§ STATED TASK
Every line of the material is to be repeated exactly as it stands.

———

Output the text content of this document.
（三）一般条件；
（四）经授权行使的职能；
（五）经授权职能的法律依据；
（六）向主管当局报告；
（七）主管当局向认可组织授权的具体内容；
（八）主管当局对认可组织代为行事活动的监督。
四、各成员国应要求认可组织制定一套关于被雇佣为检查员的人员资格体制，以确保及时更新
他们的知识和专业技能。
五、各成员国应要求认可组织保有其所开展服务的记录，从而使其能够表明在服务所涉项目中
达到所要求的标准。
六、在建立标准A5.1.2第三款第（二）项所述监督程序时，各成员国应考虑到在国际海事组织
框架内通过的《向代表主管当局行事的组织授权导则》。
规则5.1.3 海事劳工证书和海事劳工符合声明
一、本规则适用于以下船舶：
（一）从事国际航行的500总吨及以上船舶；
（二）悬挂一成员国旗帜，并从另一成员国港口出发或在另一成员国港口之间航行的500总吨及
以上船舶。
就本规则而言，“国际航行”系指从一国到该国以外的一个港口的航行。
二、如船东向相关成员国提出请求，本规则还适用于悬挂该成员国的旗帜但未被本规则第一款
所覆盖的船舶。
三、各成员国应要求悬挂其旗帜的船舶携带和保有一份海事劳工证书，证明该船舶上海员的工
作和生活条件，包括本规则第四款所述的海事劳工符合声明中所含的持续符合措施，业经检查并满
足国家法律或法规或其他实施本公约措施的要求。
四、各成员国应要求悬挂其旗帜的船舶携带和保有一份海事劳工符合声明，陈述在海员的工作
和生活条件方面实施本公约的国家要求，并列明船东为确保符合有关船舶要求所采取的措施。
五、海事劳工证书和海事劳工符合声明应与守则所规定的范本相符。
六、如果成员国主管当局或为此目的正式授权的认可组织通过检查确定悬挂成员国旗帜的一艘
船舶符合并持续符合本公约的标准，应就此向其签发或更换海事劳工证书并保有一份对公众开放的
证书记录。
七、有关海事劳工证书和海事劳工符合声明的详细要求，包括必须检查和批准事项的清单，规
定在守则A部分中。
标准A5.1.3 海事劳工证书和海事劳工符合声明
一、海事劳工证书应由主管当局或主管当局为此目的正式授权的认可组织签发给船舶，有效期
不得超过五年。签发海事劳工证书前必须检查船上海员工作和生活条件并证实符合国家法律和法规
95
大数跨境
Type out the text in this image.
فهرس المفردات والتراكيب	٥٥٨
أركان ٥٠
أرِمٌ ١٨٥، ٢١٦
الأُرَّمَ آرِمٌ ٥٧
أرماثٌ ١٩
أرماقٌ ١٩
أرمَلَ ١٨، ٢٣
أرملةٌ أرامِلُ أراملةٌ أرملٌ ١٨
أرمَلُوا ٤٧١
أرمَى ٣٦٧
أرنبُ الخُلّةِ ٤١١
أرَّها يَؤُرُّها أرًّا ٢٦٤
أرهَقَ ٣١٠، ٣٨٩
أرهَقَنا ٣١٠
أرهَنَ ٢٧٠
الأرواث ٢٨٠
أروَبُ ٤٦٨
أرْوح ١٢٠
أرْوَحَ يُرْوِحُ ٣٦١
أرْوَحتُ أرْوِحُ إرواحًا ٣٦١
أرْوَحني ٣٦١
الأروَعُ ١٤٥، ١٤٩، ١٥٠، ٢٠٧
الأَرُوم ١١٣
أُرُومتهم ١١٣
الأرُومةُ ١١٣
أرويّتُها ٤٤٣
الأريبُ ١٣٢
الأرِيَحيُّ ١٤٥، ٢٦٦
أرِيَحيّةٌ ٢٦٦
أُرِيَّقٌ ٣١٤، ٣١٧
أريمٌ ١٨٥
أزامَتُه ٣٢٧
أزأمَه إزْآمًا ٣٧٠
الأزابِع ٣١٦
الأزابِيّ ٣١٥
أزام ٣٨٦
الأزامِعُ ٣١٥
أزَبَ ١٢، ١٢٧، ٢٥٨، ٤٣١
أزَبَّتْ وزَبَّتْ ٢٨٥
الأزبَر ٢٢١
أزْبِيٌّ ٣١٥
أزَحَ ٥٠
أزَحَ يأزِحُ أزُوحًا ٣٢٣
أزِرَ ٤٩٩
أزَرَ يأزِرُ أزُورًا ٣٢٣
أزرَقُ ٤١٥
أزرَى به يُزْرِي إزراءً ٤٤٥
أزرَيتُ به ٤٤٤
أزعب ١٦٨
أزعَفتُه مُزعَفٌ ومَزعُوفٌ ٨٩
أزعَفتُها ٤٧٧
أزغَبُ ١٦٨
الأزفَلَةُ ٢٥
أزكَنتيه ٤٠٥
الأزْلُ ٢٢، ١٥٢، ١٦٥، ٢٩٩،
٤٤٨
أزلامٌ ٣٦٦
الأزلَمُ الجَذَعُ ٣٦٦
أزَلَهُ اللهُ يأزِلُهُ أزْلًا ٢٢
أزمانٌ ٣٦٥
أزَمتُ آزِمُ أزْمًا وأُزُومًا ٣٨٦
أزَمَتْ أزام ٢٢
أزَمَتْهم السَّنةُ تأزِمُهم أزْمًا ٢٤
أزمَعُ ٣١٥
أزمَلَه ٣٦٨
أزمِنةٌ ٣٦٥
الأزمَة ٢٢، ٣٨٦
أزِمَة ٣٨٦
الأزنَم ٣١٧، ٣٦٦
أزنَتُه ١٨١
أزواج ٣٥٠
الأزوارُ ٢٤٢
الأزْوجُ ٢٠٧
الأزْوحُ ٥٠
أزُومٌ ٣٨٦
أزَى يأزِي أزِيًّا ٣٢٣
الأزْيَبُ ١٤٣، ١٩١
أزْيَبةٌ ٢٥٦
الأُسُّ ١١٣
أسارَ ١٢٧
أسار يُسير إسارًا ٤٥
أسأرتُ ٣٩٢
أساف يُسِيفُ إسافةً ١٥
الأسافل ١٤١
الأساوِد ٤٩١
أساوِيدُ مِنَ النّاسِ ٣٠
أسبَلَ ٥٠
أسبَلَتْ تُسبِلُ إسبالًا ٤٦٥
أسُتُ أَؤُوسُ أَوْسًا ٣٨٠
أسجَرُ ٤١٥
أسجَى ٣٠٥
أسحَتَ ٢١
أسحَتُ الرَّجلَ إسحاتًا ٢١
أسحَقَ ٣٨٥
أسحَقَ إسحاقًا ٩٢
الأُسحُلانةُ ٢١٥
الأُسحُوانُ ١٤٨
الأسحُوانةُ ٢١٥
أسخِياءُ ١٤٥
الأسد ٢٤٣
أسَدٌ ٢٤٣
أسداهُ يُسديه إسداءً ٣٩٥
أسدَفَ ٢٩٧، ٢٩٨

———

§ RESULT BELOW
Output the text content of this document.
（三）一般条件；
（四）经授权行使的职能；
（五）经授权职能的法律依据；
（六）向主管当局报告；
（七）主管当局向认可组织授权的具体内容；
（八）主管当局对认可组织代为行事活动的监督。
四、各成员国应要求认可组织制定一套关于被雇佣为检查员的人员资格体制，以确保及时更新
他们的知识和专业技能。
五、各成员国应要求认可组织保有其所开展服务的记录，从而使其能够表明在服务所涉项目中
达到所要求的标准。
六、在建立标准A5.1.2第三款第（二）项所述监督程序时，各成员国应考虑到在国际海事组织
框架内通过的《向代表主管当局行事的组织授权导则》。
规则5.1.3 海事劳工证书和海事劳工符合声明
一、本规则适用于以下船舶：
（一）从事国际航行的500总吨及以上船舶；
（二）悬挂一成员国旗帜，并从另一成员国港口出发或在另一成员国港口之间航行的500总吨及
以上船舶。
就本规则而言，“国际航行”系指从一国到该国以外的一个港口的航行。
二、如船东向相关成员国提出请求，本规则还适用于悬挂该成员国的旗帜但未被本规则第一款
所覆盖的船舶。
三、各成员国应要求悬挂其旗帜的船舶携带和保有一份海事劳工证书，证明该船舶上海员的工
作和生活条件，包括本规则第四款所述的海事劳工符合声明中所含的持续符合措施，业经检查并满
足国家法律或法规或其他实施本公约措施的要求。
四、各成员国应要求悬挂其旗帜的船舶携带和保有一份海事劳工符合声明，陈述在海员的工作
和生活条件方面实施本公约的国家要求，并列明船东为确保符合有关船舶要求所采取的措施。
五、海事劳工证书和海事劳工符合声明应与守则所规定的范本相符。
六、如果成员国主管当局或为此目的正式授权的认可组织通过检查确定悬挂成员国旗帜的一艘
船舶符合并持续符合本公约的标准，应就此向其签发或更换海事劳工证书并保有一份对公众开放的
证书记录。
七、有关海事劳工证书和海事劳工符合声明的详细要求，包括必须检查和批准事项的清单，规
定在守则A部分中。
标准A5.1.3 海事劳工证书和海事劳工符合声明
一、海事劳工证书应由主管当局或主管当局为此目的正式授权的认可组织签发给船舶，有效期
不得超过五年。签发海事劳工证书前必须检查船上海员工作和生活条件并证实符合国家法律和法规
95
大数跨境
Type out the text in this image.
فهرس المفردات والتراكيب	٥٥٨
أركان ٥٠
أرِمٌ ١٨٥، ٢١٦
الأُرَّمَ آرِمٌ ٥٧
أرماثٌ ١٩
أرماقٌ ١٩
أرمَلَ ١٨، ٢٣
أرملةٌ أرامِلُ أراملةٌ أرملٌ ١٨
أرمَلُوا ٤٧١
أرمَى ٣٦٧
أرنبُ الخُلّةِ ٤١١
أرَّها يَؤُرُّها أرًّا ٢٦٤
أرهَقَ ٣١٠، ٣٨٩
أرهَقَنا ٣١٠
أرهَنَ ٢٧٠
الأرواث ٢٨٠
أروَبُ ٤٦٨
أرْوح ١٢٠
أرْوَحَ يُرْوِحُ ٣٦١
أرْوَحتُ أرْوِحُ إرواحًا ٣٦١
أرْوَحني ٣٦١
الأروَعُ ١٤٥، ١٤٩، ١٥٠، ٢٠٧
الأَرُوم ١١٣
أُرُومتهم ١١٣
الأرُومةُ ١١٣
أرويّتُها ٤٤٣
الأريبُ ١٣٢
الأرِيَحيُّ ١٤٥، ٢٦٦
أرِيَحيّةٌ ٢٦٦
أُرِيَّقٌ ٣١٤، ٣١٧
أريمٌ ١٨٥
أزامَتُه ٣٢٧
أزأمَه إزْآمًا ٣٧٠
الأزابِع ٣١٦
الأزابِيّ ٣١٥
أزام ٣٨٦
الأزامِعُ ٣١٥
أزَبَ ١٢، ١٢٧، ٢٥٨، ٤٣١
أزَبَّتْ وزَبَّتْ ٢٨٥
الأزبَر ٢٢١
أزْبِيٌّ ٣١٥
أزَحَ ٥٠
أزَحَ يأزِحُ أزُوحًا ٣٢٣
أزِرَ ٤٩٩
أزَرَ يأزِرُ أزُورًا ٣٢٣
أزرَقُ ٤١٥
أزرَى به يُزْرِي إزراءً ٤٤٥
أزرَيتُ به ٤٤٤
أزعب ١٦٨
أزعَفتُه مُزعَفٌ ومَزعُوفٌ ٨٩
أزعَفتُها ٤٧٧
أزغَبُ ١٦٨
الأزفَلَةُ ٢٥
أزكَنتيه ٤٠٥
الأزْلُ ٢٢، ١٥٢، ١٦٥، ٢٩٩،
٤٤٨
أزلامٌ ٣٦٦
الأزلَمُ الجَذَعُ ٣٦٦
أزَلَهُ اللهُ يأزِلُهُ أزْلًا ٢٢
أزمانٌ ٣٦٥
أزَمتُ آزِمُ أزْمًا وأُزُومًا ٣٨٦
أزَمَتْ أزام ٢٢
أزَمَتْهم السَّنةُ تأزِمُهم أزْمًا ٢٤
أزمَعُ ٣١٥
أزمَلَه ٣٦٨
أزمِنةٌ ٣٦٥
الأزمَة ٢٢، ٣٨٦
أزِمَة ٣٨٦
الأزنَم ٣١٧، ٣٦٦
أزنَتُه ١٨١
أزواج ٣٥٠
الأزوارُ ٢٤٢
الأزْوجُ ٢٠٧
الأزْوحُ ٥٠
أزُومٌ ٣٨٦
أزَى يأزِي أزِيًّا ٣٢٣
الأزْيَبُ ١٤٣، ١٩١
أزْيَبةٌ ٢٥٦
الأُسُّ ١١٣
أسارَ ١٢٧
أسار يُسير إسارًا ٤٥
أسأرتُ ٣٩٢
أساف يُسِيفُ إسافةً ١٥
الأسافل ١٤١
الأساوِد ٤٩١
أساوِيدُ مِنَ النّاسِ ٣٠
أسبَلَ ٥٠
أسبَلَتْ تُسبِلُ إسبالًا ٤٦٥
أسُتُ أَؤُوسُ أَوْسًا ٣٨٠
أسجَرُ ٤١٥
أسجَى ٣٠٥
أسحَتَ ٢١
أسحَتُ الرَّجلَ إسحاتًا ٢١
أسحَقَ ٣٨٥
أسحَقَ إسحاقًا ٩٢
الأُسحُلانةُ ٢١٥
الأُسحُوانُ ١٤٨
الأسحُوانةُ ٢١٥
أسخِياءُ ١٤٥
الأسد ٢٤٣
أسَدٌ ٢٤٣
أسداهُ يُسديه إسداءً ٣٩٥
أسدَفَ ٢٩٧، ٢٩٨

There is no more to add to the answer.